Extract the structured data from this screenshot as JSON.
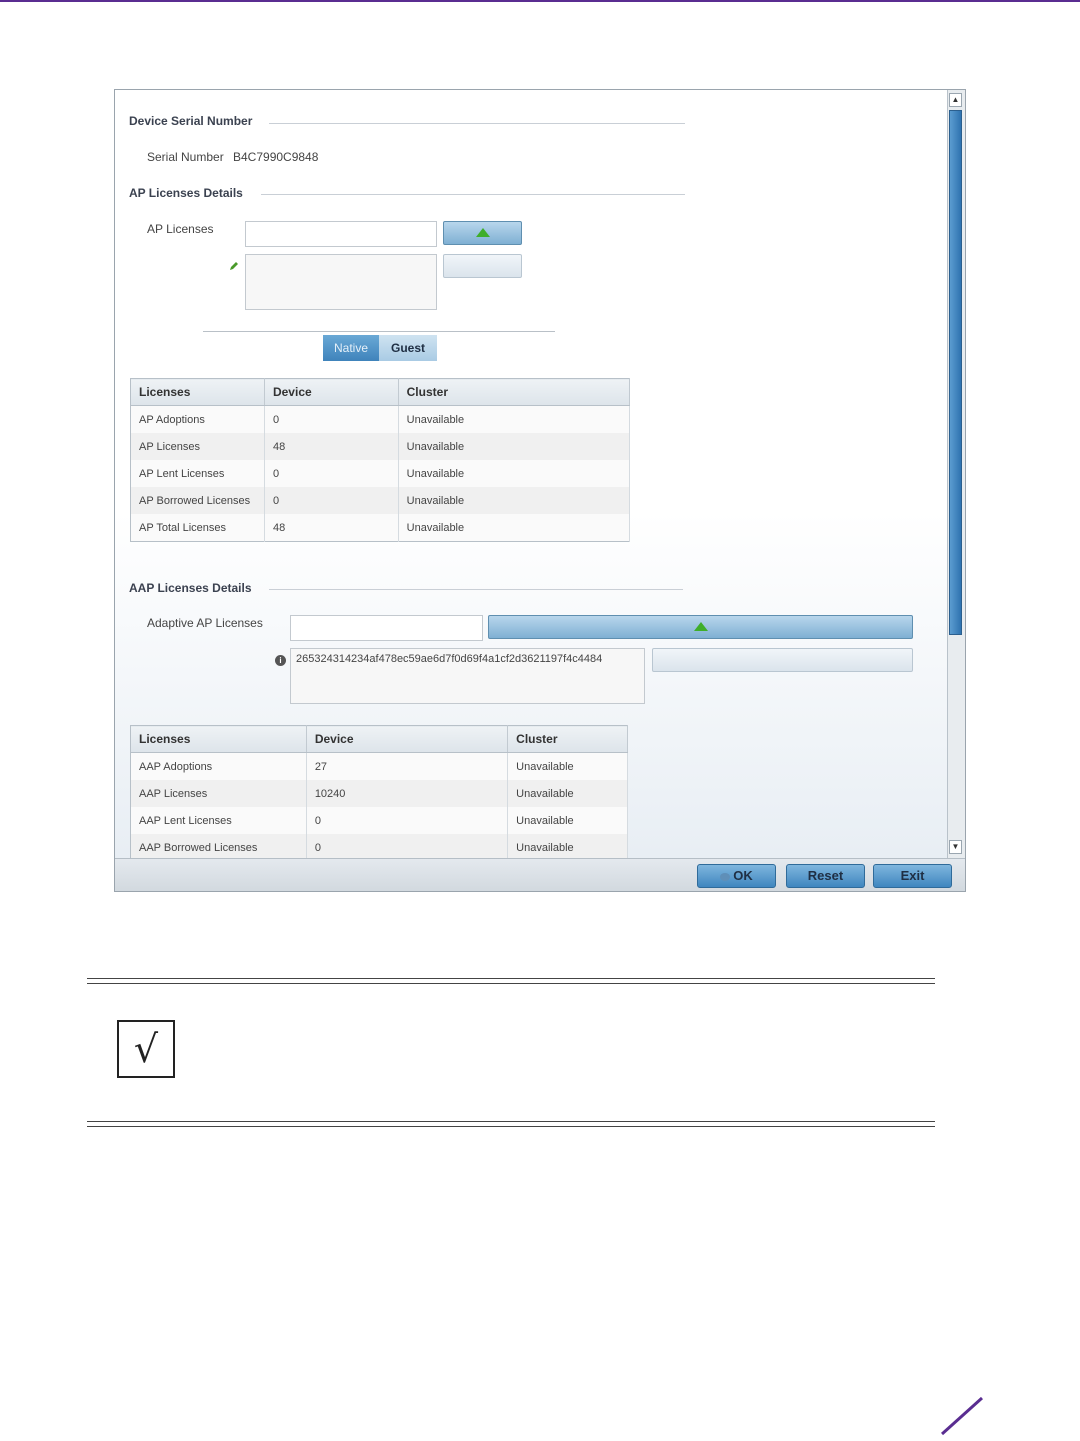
{
  "device_serial": {
    "section_title": "Device Serial Number",
    "label": "Serial Number",
    "value": "B4C7990C9848"
  },
  "ap_licenses": {
    "section_title": "AP Licenses Details",
    "field_label": "AP Licenses",
    "tabs": [
      "Native",
      "Guest"
    ],
    "table": {
      "headers": [
        "Licenses",
        "Device",
        "Cluster"
      ],
      "rows": [
        [
          "AP Adoptions",
          "0",
          "Unavailable"
        ],
        [
          "AP Licenses",
          "48",
          "Unavailable"
        ],
        [
          "AP Lent Licenses",
          "0",
          "Unavailable"
        ],
        [
          "AP Borrowed Licenses",
          "0",
          "Unavailable"
        ],
        [
          "AP Total Licenses",
          "48",
          "Unavailable"
        ]
      ]
    }
  },
  "aap_licenses": {
    "section_title": "AAP Licenses Details",
    "field_label": "Adaptive AP Licenses",
    "license_key": "265324314234af478ec59ae6d7f0d69f4a1cf2d3621197f4c4484",
    "table": {
      "headers": [
        "Licenses",
        "Device",
        "Cluster"
      ],
      "rows": [
        [
          "AAP Adoptions",
          "27",
          "Unavailable"
        ],
        [
          "AAP Licenses",
          "10240",
          "Unavailable"
        ],
        [
          "AAP Lent Licenses",
          "0",
          "Unavailable"
        ],
        [
          "AAP Borrowed Licenses",
          "0",
          "Unavailable"
        ]
      ]
    }
  },
  "footer": {
    "ok": "OK",
    "reset": "Reset",
    "exit": "Exit"
  },
  "note": {
    "icon": "check-icon",
    "glyph": "√"
  },
  "colors": {
    "brand": "#5a2d91",
    "accent_button": "#3f86bf",
    "add_arrow": "#3fae2a"
  }
}
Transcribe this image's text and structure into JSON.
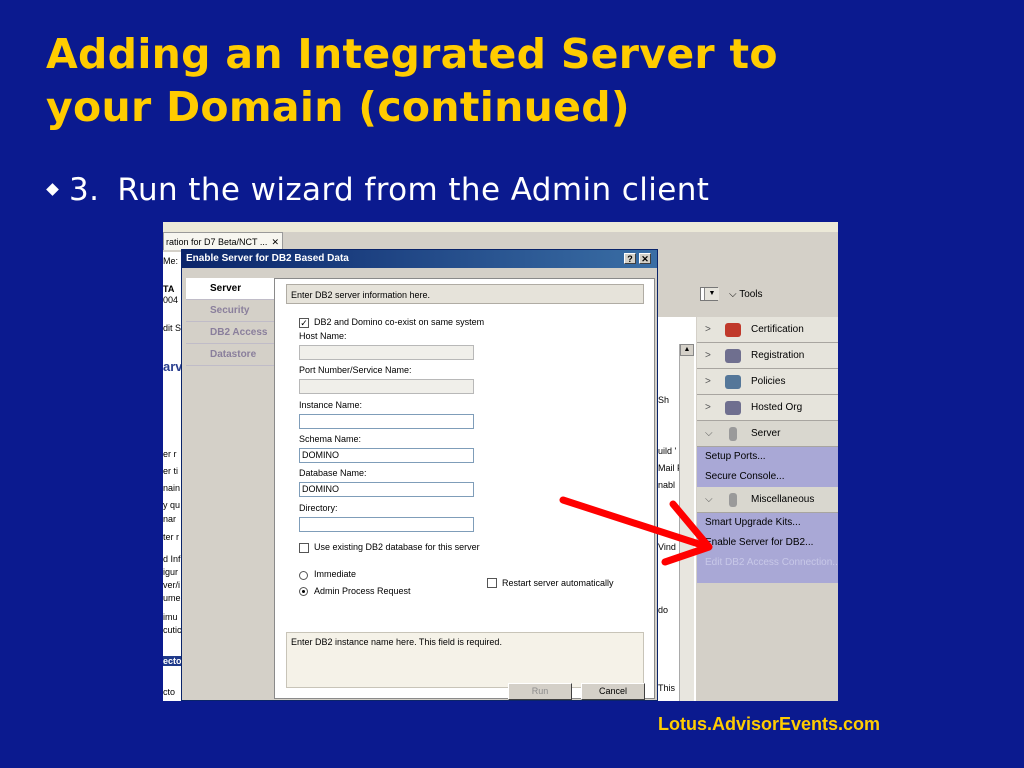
{
  "slide": {
    "title_line1": "Adding an Integrated Server to",
    "title_line2": "your Domain (continued)",
    "bullet_number": "3.",
    "bullet_text": "Run the wizard from the Admin client",
    "footer": "Lotus.AdvisorEvents.com"
  },
  "admin": {
    "doc_tab": "ration for D7 Beta/NCT ...",
    "doc_tab_close": "✕",
    "tools_label": "Tools",
    "left_fragments": [
      "Me:",
      "TA",
      "004",
      "dit S",
      "arv",
      "er r",
      "er ti",
      "nain",
      "y qu",
      "nar",
      "ter r",
      "d Inf",
      "igur",
      "ver/i",
      "ume",
      "imu",
      "cutic",
      "ecto",
      "cto"
    ],
    "mid_fragments": [
      "Sh",
      "uild '",
      "Mail F",
      "nabl",
      "Vind",
      "do",
      "This"
    ],
    "nav_items": [
      {
        "label": "Certification",
        "icon": "certificate-icon",
        "color": "#c0392b"
      },
      {
        "label": "Registration",
        "icon": "registration-icon",
        "color": "#6f6f8f"
      },
      {
        "label": "Policies",
        "icon": "policies-icon",
        "color": "#557799"
      },
      {
        "label": "Hosted Org",
        "icon": "hosted-org-icon",
        "color": "#6f6f8f"
      },
      {
        "label": "Server",
        "icon": "server-icon",
        "color": "#9a9a9a"
      }
    ],
    "server_subitems": [
      "Setup Ports...",
      "Secure Console..."
    ],
    "misc_label": "Miscellaneous",
    "misc_subitems": [
      "Smart Upgrade Kits...",
      "Enable Server for DB2..."
    ],
    "misc_disabled_item": "Edit DB2 Access Connection..."
  },
  "dialog": {
    "title": "Enable Server for DB2 Based Data",
    "help_btn": "?",
    "close_btn": "✕",
    "tabs": [
      "Server",
      "Security",
      "DB2 Access",
      "Datastore"
    ],
    "active_tab": "Server",
    "header_text": "Enter DB2 server information here.",
    "coexist_label": "DB2 and Domino co-exist on same system",
    "coexist_checked": "✓",
    "host_label": "Host Name:",
    "host_value": "",
    "port_label": "Port Number/Service Name:",
    "port_value": "",
    "instance_label": "Instance Name:",
    "instance_value": "",
    "schema_label": "Schema Name:",
    "schema_value": "DOMINO",
    "database_label": "Database Name:",
    "database_value": "DOMINO",
    "directory_label": "Directory:",
    "directory_value": "",
    "use_existing_label": "Use existing DB2 database for this server",
    "immediate_label": "Immediate",
    "admin_process_label": "Admin Process Request",
    "restart_label": "Restart server automatically",
    "help_text": "Enter DB2 instance name here. This field is required.",
    "run_label": "Run",
    "cancel_label": "Cancel"
  },
  "colors": {
    "slide_bg": "#0b1a8f",
    "title": "#ffcc00",
    "arrow": "#ff0000",
    "nav_highlight": "#a9a8d6"
  }
}
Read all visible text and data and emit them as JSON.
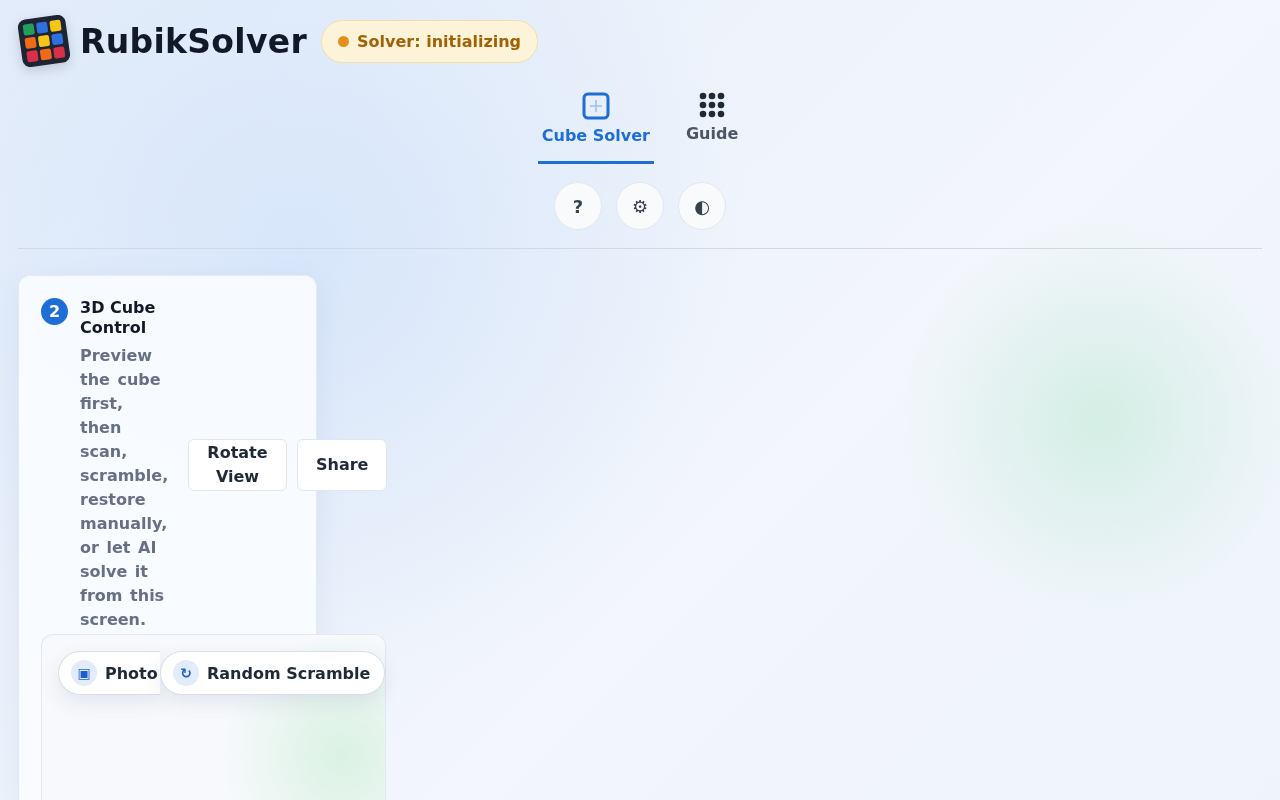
{
  "app": {
    "name": "RubikSolver",
    "status": "Solver: initializing"
  },
  "tabs": [
    {
      "label": "Cube Solver",
      "selected": true
    },
    {
      "label": "Guide",
      "selected": false
    }
  ],
  "tool_buttons": [
    "?",
    "⚙",
    "◐"
  ],
  "step": {
    "number": "2",
    "title": "3D Cube Control",
    "description": "Preview the cube first, then scan, scramble, restore manually, or let AI solve it from this screen.",
    "actions": [
      "Rotate View",
      "Share"
    ]
  },
  "mode_buttons": [
    {
      "label": "Photo",
      "icon": "▣"
    },
    {
      "label": "Random Scramble",
      "icon": "↻"
    }
  ]
}
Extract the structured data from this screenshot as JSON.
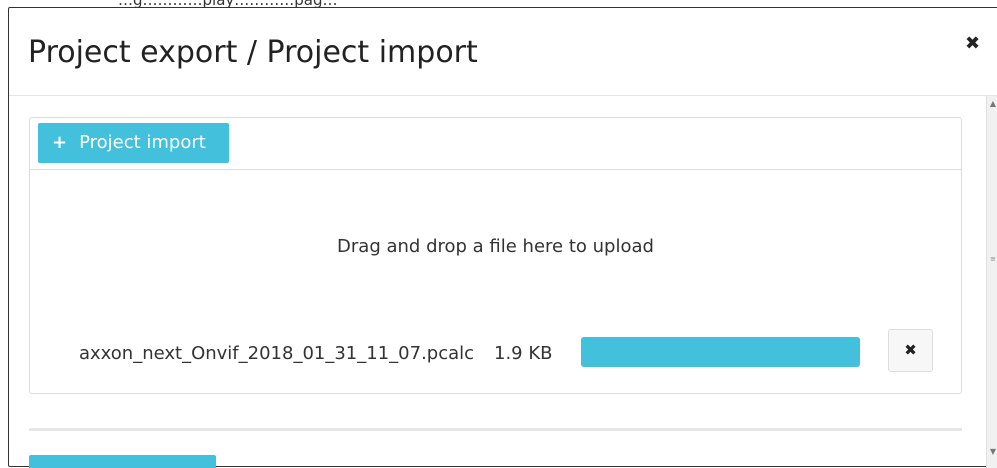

Required task:
Show each line of the listing that holds the string "Details".

Written answer:
    "section_title": "AP Licenses Details",
    "section_title": "AAP Licenses Details",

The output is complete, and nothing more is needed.